▶ **Exercise details**
Report how many lines contain "Mill". Give the number and nothing else.

(Collected data)

>> START

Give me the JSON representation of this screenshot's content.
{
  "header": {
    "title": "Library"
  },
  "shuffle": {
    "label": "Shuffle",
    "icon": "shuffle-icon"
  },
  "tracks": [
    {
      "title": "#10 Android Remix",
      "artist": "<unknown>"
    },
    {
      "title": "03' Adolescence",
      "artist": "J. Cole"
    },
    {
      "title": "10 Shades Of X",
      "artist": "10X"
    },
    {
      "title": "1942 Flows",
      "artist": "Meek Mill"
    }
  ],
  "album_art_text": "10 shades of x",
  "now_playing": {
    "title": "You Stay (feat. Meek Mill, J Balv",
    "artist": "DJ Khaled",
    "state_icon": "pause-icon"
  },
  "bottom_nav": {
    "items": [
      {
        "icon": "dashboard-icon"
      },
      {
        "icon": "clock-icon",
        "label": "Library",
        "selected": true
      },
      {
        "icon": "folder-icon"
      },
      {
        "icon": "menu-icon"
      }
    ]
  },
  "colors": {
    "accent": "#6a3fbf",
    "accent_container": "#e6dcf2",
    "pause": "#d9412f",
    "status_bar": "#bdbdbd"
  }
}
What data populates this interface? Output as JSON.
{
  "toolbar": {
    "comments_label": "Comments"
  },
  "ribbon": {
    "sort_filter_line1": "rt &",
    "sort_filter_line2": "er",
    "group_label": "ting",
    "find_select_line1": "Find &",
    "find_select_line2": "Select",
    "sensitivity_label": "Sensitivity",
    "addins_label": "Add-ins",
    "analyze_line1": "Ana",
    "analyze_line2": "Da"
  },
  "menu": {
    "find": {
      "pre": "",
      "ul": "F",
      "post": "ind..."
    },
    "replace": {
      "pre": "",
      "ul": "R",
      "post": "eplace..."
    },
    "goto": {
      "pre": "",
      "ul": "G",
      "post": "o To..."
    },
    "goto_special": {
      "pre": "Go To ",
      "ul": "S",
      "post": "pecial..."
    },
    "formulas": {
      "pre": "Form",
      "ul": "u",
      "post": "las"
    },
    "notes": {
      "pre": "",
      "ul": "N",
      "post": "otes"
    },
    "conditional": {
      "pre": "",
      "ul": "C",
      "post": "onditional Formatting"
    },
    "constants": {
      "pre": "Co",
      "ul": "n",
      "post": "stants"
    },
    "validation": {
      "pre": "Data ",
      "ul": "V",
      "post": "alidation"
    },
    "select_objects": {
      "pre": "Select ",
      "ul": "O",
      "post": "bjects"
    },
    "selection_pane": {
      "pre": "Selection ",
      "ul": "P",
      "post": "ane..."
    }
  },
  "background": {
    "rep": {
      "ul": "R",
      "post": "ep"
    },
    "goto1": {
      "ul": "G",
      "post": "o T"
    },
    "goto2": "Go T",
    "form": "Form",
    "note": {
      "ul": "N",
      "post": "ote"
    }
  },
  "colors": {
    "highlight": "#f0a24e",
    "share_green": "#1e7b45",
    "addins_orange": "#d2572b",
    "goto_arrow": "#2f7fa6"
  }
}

>> END

▶ **Completed exercise**
2